Stated goal ::
Repeat the records in full and exactly, omitting pictures.

Records supplied ::
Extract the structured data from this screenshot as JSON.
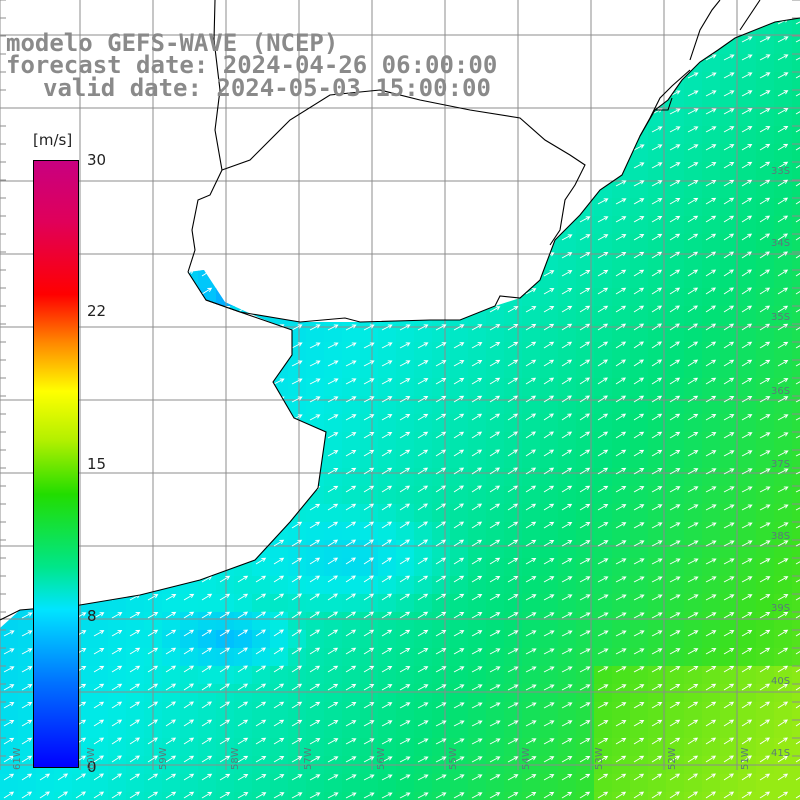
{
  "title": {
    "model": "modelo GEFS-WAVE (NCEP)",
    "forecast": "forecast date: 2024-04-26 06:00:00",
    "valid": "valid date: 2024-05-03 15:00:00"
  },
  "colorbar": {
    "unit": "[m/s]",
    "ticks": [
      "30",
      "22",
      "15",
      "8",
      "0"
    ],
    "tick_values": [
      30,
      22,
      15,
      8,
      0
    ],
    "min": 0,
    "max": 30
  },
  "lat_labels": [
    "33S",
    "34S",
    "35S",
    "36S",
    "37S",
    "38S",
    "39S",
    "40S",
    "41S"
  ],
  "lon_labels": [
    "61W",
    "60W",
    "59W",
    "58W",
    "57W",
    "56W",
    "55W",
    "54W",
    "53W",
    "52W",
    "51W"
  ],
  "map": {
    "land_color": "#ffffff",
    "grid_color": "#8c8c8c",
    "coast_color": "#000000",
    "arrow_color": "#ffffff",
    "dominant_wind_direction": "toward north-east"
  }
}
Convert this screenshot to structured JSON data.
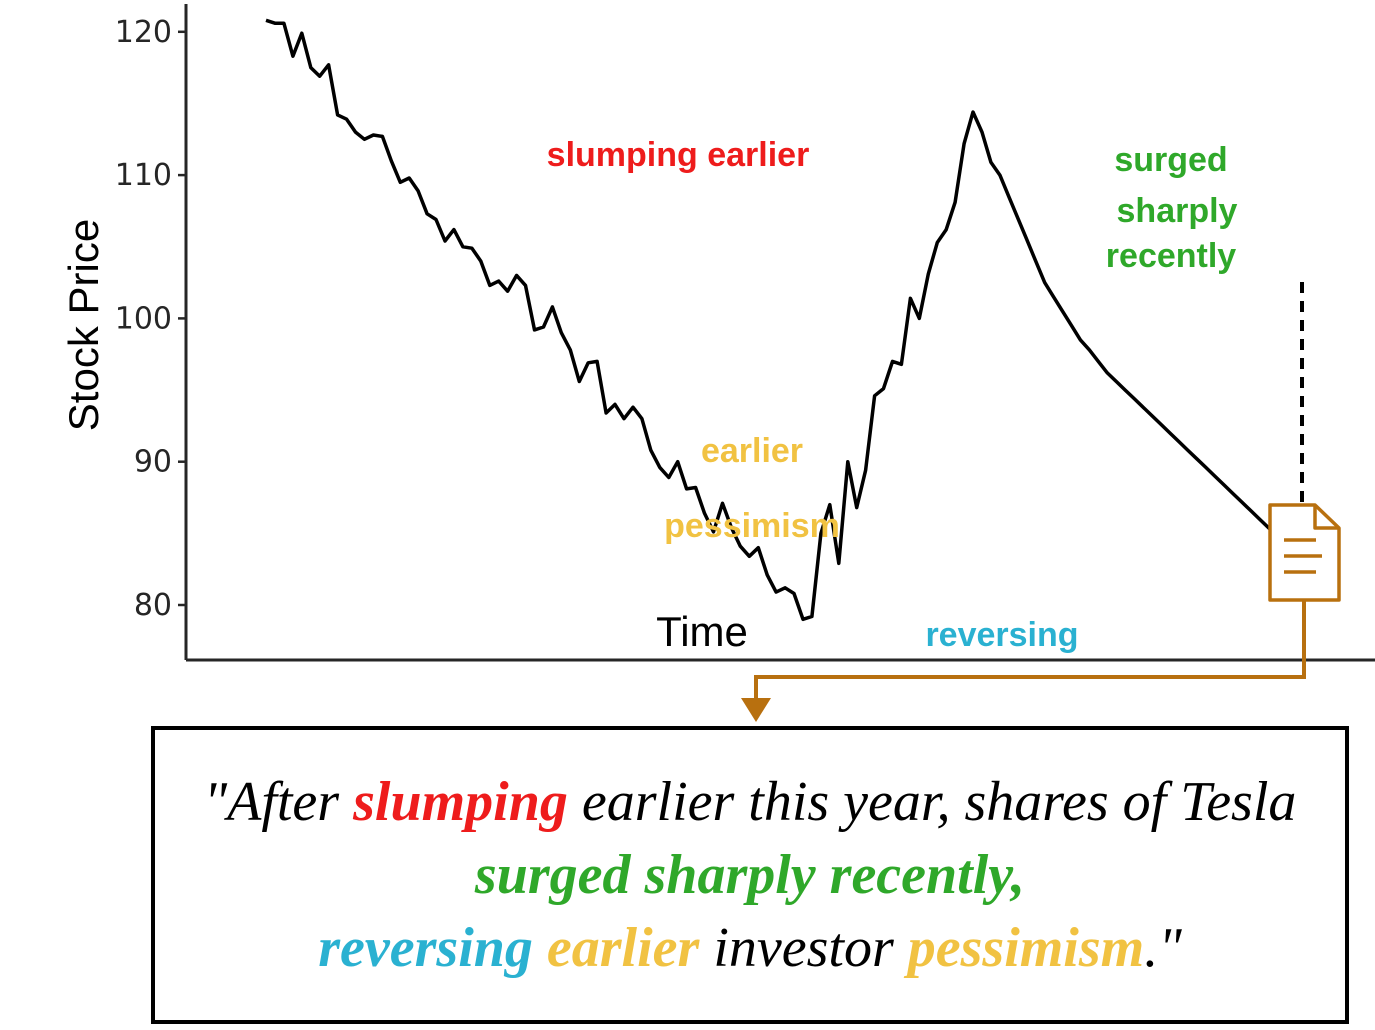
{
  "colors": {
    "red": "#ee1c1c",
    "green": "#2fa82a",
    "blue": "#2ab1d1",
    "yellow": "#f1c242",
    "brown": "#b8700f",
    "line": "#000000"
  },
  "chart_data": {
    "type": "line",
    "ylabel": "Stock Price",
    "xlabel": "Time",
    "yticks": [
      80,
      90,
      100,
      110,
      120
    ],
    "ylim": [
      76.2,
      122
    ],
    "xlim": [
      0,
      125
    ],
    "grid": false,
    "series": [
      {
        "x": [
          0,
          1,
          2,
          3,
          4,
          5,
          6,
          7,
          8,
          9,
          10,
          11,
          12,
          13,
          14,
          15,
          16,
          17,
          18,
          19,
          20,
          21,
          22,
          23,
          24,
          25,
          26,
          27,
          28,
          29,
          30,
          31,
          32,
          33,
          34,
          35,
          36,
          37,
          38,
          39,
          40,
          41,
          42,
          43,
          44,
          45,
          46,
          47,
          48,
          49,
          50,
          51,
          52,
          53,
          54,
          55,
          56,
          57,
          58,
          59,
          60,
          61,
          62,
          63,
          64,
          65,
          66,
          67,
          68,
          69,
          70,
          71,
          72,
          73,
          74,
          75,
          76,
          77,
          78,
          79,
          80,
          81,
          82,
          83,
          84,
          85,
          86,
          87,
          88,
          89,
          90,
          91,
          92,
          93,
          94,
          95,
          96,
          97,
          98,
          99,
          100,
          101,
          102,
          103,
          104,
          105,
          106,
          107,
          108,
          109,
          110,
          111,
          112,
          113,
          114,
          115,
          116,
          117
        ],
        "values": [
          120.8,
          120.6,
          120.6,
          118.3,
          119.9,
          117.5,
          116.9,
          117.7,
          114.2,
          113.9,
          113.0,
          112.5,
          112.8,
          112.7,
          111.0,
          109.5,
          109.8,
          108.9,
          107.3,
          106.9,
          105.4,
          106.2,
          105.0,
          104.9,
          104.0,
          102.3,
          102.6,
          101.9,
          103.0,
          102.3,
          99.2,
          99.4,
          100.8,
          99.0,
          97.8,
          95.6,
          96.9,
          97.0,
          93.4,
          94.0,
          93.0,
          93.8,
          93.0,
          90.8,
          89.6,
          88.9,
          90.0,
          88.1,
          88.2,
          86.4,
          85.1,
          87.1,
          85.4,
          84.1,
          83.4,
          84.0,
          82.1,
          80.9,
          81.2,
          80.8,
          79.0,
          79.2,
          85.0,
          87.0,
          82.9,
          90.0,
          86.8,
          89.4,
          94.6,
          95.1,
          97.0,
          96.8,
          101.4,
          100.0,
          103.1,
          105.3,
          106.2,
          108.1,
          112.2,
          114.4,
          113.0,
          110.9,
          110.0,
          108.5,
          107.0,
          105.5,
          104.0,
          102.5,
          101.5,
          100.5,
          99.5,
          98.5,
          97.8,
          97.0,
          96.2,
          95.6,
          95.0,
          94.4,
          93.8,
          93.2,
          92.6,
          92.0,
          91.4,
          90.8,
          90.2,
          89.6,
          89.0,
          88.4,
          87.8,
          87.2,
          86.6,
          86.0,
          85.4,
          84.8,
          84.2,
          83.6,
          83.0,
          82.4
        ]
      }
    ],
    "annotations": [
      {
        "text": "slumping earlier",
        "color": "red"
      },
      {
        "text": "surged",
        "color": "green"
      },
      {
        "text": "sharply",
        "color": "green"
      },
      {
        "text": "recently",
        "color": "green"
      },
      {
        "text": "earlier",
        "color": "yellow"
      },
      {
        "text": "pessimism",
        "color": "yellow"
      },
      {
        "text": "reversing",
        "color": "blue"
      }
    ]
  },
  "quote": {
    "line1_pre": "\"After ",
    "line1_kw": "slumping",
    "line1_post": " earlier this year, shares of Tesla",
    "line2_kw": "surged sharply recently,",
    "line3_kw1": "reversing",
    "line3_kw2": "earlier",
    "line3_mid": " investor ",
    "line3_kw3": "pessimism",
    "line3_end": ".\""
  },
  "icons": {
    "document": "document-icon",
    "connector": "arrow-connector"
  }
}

Task result ::
Extract the structured data from this screenshot as JSON.
{
  "title": {
    "model": "modelo GEFS-WAVE (NCEP)",
    "forecast": "forecast date: 2024-04-26 06:00:00",
    "valid": "valid date: 2024-05-03 15:00:00"
  },
  "colorbar": {
    "unit": "[m/s]",
    "ticks": [
      "30",
      "22",
      "15",
      "8",
      "0"
    ],
    "tick_values": [
      30,
      22,
      15,
      8,
      0
    ],
    "min": 0,
    "max": 30
  },
  "lat_labels": [
    "33S",
    "34S",
    "35S",
    "36S",
    "37S",
    "38S",
    "39S",
    "40S",
    "41S"
  ],
  "lon_labels": [
    "61W",
    "60W",
    "59W",
    "58W",
    "57W",
    "56W",
    "55W",
    "54W",
    "53W",
    "52W",
    "51W"
  ],
  "map": {
    "land_color": "#ffffff",
    "grid_color": "#8c8c8c",
    "coast_color": "#000000",
    "arrow_color": "#ffffff",
    "dominant_wind_direction": "toward north-east"
  }
}
Convert this screenshot to structured JSON data.
{
  "colors": {
    "red": "#ee1c1c",
    "green": "#2fa82a",
    "blue": "#2ab1d1",
    "yellow": "#f1c242",
    "brown": "#b8700f",
    "line": "#000000"
  },
  "chart_data": {
    "type": "line",
    "ylabel": "Stock Price",
    "xlabel": "Time",
    "yticks": [
      80,
      90,
      100,
      110,
      120
    ],
    "ylim": [
      76.2,
      122
    ],
    "xlim": [
      0,
      125
    ],
    "grid": false,
    "series": [
      {
        "x": [
          0,
          1,
          2,
          3,
          4,
          5,
          6,
          7,
          8,
          9,
          10,
          11,
          12,
          13,
          14,
          15,
          16,
          17,
          18,
          19,
          20,
          21,
          22,
          23,
          24,
          25,
          26,
          27,
          28,
          29,
          30,
          31,
          32,
          33,
          34,
          35,
          36,
          37,
          38,
          39,
          40,
          41,
          42,
          43,
          44,
          45,
          46,
          47,
          48,
          49,
          50,
          51,
          52,
          53,
          54,
          55,
          56,
          57,
          58,
          59,
          60,
          61,
          62,
          63,
          64,
          65,
          66,
          67,
          68,
          69,
          70,
          71,
          72,
          73,
          74,
          75,
          76,
          77,
          78,
          79,
          80,
          81,
          82,
          83,
          84,
          85,
          86,
          87,
          88,
          89,
          90,
          91,
          92,
          93,
          94,
          95,
          96,
          97,
          98,
          99,
          100,
          101,
          102,
          103,
          104,
          105,
          106,
          107,
          108,
          109,
          110,
          111,
          112,
          113,
          114,
          115,
          116,
          117
        ],
        "values": [
          120.8,
          120.6,
          120.6,
          118.3,
          119.9,
          117.5,
          116.9,
          117.7,
          114.2,
          113.9,
          113.0,
          112.5,
          112.8,
          112.7,
          111.0,
          109.5,
          109.8,
          108.9,
          107.3,
          106.9,
          105.4,
          106.2,
          105.0,
          104.9,
          104.0,
          102.3,
          102.6,
          101.9,
          103.0,
          102.3,
          99.2,
          99.4,
          100.8,
          99.0,
          97.8,
          95.6,
          96.9,
          97.0,
          93.4,
          94.0,
          93.0,
          93.8,
          93.0,
          90.8,
          89.6,
          88.9,
          90.0,
          88.1,
          88.2,
          86.4,
          85.1,
          87.1,
          85.4,
          84.1,
          83.4,
          84.0,
          82.1,
          80.9,
          81.2,
          80.8,
          79.0,
          79.2,
          85.0,
          87.0,
          82.9,
          90.0,
          86.8,
          89.4,
          94.6,
          95.1,
          97.0,
          96.8,
          101.4,
          100.0,
          103.1,
          105.3,
          106.2,
          108.1,
          112.2,
          114.4,
          113.0,
          110.9,
          110.0,
          108.5,
          107.0,
          105.5,
          104.0,
          102.5,
          101.5,
          100.5,
          99.5,
          98.5,
          97.8,
          97.0,
          96.2,
          95.6,
          95.0,
          94.4,
          93.8,
          93.2,
          92.6,
          92.0,
          91.4,
          90.8,
          90.2,
          89.6,
          89.0,
          88.4,
          87.8,
          87.2,
          86.6,
          86.0,
          85.4,
          84.8,
          84.2,
          83.6,
          83.0,
          82.4
        ]
      }
    ],
    "annotations": [
      {
        "text": "slumping earlier",
        "color": "red"
      },
      {
        "text": "surged",
        "color": "green"
      },
      {
        "text": "sharply",
        "color": "green"
      },
      {
        "text": "recently",
        "color": "green"
      },
      {
        "text": "earlier",
        "color": "yellow"
      },
      {
        "text": "pessimism",
        "color": "yellow"
      },
      {
        "text": "reversing",
        "color": "blue"
      }
    ]
  },
  "quote": {
    "line1_pre": "\"After ",
    "line1_kw": "slumping",
    "line1_post": " earlier this year, shares of Tesla",
    "line2_kw": "surged sharply recently,",
    "line3_kw1": "reversing",
    "line3_kw2": "earlier",
    "line3_mid": " investor ",
    "line3_kw3": "pessimism",
    "line3_end": ".\""
  },
  "icons": {
    "document": "document-icon",
    "connector": "arrow-connector"
  }
}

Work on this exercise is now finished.